Directions >> All lines in which the word "JSON" occurs are to be extracted.
--- start ---
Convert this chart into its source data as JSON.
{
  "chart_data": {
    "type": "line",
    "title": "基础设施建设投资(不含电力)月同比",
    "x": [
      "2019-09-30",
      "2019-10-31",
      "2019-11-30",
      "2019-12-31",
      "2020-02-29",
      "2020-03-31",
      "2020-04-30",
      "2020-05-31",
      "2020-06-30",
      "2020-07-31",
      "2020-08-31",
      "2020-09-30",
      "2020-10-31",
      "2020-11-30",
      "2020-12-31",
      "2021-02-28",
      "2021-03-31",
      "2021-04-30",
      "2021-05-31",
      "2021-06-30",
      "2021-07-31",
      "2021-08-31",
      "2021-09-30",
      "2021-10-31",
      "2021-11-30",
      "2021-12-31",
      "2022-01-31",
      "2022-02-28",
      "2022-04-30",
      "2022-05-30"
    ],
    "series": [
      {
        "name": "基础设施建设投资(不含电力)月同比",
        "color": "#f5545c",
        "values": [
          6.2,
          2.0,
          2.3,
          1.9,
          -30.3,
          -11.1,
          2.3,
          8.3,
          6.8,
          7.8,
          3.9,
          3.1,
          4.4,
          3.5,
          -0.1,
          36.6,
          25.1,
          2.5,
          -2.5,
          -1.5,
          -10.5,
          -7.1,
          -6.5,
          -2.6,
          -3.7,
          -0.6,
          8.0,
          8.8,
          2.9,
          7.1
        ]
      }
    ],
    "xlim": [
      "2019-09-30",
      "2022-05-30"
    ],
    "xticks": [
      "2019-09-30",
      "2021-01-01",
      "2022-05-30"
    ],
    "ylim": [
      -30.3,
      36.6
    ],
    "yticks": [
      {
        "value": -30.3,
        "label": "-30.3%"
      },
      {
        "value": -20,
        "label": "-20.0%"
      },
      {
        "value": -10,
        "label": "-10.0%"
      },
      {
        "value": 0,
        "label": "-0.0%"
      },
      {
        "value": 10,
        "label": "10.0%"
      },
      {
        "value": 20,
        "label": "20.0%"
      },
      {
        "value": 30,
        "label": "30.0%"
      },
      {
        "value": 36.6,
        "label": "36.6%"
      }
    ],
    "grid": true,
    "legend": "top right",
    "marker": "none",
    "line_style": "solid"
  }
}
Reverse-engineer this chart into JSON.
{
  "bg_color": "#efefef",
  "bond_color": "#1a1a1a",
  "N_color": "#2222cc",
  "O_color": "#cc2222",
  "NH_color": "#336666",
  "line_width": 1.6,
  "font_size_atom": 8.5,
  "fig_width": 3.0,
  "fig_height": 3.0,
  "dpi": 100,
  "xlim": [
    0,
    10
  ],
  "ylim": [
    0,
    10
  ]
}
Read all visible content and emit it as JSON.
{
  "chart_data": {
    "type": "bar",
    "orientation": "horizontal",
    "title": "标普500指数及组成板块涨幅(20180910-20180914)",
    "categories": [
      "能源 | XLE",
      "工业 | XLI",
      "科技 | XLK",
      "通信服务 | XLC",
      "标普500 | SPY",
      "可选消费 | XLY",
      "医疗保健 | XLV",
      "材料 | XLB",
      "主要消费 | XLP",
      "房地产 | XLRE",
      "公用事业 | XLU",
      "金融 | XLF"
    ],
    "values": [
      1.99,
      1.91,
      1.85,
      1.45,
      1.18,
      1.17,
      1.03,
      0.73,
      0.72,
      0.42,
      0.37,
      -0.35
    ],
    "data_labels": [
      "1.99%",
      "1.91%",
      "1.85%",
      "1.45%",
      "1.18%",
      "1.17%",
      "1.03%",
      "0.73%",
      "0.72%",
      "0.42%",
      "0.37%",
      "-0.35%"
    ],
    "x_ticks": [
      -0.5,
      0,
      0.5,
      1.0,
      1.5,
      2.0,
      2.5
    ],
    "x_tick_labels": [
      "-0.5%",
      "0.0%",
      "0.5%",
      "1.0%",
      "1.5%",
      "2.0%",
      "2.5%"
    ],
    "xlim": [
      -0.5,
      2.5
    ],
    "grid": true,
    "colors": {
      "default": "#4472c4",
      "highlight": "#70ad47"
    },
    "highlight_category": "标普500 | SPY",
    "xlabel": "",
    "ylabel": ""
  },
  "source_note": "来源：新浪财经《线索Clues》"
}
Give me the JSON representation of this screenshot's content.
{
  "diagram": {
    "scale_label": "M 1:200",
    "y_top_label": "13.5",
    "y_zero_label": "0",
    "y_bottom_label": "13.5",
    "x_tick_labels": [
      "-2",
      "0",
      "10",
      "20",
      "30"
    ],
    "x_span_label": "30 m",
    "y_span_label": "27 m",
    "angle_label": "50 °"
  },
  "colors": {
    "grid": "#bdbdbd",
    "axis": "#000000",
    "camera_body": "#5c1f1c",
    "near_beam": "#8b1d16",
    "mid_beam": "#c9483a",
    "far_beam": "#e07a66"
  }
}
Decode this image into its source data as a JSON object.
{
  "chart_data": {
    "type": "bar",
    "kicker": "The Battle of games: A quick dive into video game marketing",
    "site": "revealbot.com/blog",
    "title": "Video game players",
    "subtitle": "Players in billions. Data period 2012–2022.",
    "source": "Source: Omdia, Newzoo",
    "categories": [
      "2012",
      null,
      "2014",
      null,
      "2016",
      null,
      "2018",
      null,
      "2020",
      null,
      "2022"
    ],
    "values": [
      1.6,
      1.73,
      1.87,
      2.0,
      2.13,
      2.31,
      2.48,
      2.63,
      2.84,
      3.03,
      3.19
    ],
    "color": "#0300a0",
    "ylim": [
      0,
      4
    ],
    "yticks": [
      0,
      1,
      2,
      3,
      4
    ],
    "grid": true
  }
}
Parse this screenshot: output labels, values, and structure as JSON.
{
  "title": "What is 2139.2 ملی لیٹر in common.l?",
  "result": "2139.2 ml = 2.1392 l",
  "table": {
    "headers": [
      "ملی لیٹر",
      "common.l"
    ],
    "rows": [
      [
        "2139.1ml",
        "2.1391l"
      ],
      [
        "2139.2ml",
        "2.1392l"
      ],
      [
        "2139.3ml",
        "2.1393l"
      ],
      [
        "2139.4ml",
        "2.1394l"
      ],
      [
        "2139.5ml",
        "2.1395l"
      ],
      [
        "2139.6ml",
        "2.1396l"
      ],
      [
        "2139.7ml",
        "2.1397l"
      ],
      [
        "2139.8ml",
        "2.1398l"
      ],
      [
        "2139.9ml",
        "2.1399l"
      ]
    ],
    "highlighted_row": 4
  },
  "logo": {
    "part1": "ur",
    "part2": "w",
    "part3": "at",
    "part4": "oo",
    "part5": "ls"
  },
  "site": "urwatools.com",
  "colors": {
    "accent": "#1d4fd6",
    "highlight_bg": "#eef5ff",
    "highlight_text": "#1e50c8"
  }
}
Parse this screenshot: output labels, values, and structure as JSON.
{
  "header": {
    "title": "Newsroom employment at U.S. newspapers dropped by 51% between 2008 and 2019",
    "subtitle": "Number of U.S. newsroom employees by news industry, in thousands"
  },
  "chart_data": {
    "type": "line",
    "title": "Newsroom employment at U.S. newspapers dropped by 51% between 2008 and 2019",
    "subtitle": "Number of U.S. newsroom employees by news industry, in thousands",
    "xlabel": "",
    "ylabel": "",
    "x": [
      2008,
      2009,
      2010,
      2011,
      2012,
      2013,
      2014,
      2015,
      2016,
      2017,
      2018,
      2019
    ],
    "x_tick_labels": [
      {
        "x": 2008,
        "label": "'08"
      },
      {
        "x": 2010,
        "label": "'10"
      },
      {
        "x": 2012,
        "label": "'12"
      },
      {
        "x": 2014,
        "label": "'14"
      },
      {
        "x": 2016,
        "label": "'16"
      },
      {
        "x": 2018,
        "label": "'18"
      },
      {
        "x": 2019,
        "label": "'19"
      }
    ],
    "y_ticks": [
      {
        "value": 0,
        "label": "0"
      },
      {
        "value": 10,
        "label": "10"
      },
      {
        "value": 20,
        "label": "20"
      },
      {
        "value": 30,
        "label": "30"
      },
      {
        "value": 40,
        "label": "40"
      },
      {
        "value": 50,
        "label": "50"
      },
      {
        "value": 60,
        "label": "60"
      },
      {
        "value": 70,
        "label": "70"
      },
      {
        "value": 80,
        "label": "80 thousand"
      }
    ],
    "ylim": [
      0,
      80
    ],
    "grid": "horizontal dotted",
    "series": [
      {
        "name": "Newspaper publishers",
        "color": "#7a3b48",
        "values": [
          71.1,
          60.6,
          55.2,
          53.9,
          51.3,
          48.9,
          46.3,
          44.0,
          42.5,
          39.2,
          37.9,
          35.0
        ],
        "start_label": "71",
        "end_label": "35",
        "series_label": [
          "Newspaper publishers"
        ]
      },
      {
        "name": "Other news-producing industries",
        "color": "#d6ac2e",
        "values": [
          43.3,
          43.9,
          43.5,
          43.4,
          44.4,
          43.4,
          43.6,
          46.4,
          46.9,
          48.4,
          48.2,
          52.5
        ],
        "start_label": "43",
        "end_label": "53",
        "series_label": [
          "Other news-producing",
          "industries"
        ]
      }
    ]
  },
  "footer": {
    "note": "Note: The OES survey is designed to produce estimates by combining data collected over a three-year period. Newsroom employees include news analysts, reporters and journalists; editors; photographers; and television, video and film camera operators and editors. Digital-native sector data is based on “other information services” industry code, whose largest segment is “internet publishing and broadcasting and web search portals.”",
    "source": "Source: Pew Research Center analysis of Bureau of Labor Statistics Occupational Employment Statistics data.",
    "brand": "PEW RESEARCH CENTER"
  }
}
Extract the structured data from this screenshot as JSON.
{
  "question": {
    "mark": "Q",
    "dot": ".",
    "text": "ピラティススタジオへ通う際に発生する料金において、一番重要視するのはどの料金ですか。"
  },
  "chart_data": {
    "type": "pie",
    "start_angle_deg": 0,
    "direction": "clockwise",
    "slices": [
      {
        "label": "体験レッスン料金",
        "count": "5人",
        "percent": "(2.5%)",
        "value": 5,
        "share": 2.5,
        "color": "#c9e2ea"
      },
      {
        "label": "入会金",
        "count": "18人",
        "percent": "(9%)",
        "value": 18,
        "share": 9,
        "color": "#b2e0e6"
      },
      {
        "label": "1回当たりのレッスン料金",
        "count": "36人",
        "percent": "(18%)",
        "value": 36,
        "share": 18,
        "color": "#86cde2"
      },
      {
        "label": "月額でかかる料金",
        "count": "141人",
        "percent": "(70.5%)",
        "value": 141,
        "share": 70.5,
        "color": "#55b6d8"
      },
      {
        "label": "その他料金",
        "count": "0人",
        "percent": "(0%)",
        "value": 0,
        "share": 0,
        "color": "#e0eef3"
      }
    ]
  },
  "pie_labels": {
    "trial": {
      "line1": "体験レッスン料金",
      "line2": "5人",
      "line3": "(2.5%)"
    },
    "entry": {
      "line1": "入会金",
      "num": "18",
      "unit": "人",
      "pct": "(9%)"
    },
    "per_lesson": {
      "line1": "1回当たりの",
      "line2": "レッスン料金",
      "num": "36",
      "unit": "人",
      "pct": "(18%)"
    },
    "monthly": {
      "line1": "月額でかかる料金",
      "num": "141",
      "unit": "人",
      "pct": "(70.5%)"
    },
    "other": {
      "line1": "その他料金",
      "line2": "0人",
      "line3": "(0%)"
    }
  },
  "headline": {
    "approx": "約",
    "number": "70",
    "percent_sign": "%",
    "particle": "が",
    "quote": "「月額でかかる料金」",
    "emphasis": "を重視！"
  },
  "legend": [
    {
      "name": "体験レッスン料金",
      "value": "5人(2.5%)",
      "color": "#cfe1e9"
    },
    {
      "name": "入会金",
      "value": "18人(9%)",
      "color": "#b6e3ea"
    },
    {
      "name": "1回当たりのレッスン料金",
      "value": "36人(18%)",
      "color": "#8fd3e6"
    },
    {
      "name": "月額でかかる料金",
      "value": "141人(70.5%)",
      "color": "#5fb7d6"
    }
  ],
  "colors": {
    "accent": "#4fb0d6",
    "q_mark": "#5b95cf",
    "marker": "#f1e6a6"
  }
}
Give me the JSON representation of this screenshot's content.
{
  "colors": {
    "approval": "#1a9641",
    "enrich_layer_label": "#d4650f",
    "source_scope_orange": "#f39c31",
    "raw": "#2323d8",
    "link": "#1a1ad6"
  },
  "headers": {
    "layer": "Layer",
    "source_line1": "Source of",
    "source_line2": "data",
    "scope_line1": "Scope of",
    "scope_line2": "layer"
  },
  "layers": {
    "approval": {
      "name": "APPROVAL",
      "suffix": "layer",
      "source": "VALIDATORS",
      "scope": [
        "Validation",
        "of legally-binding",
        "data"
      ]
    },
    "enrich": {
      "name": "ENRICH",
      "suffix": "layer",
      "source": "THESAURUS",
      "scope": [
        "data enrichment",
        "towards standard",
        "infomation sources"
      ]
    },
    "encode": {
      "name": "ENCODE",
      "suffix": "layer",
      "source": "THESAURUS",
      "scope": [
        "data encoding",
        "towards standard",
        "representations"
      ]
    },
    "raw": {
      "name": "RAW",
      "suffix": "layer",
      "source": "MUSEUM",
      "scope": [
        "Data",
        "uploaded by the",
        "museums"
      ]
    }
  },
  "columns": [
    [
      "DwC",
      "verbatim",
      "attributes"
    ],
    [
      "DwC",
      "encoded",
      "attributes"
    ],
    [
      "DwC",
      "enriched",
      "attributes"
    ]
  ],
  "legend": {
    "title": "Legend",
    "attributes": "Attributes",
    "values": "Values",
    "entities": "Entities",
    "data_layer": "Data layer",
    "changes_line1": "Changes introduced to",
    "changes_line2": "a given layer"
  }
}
--- end ---
Written answer >>
Convert this chart into its source data as JSON.
Reverse-engineer this chart into JSON.
Read all visible content and emit it as JSON.
Give me the JSON representation of this screenshot's content.
Decode this image into its source data as a JSON object.
Parse this screenshot: output labels, values, and structure as JSON.
Parse this screenshot: output labels, values, and structure as JSON.
Extract the structured data from this screenshot as JSON.
Give me the JSON representation of this screenshot's content.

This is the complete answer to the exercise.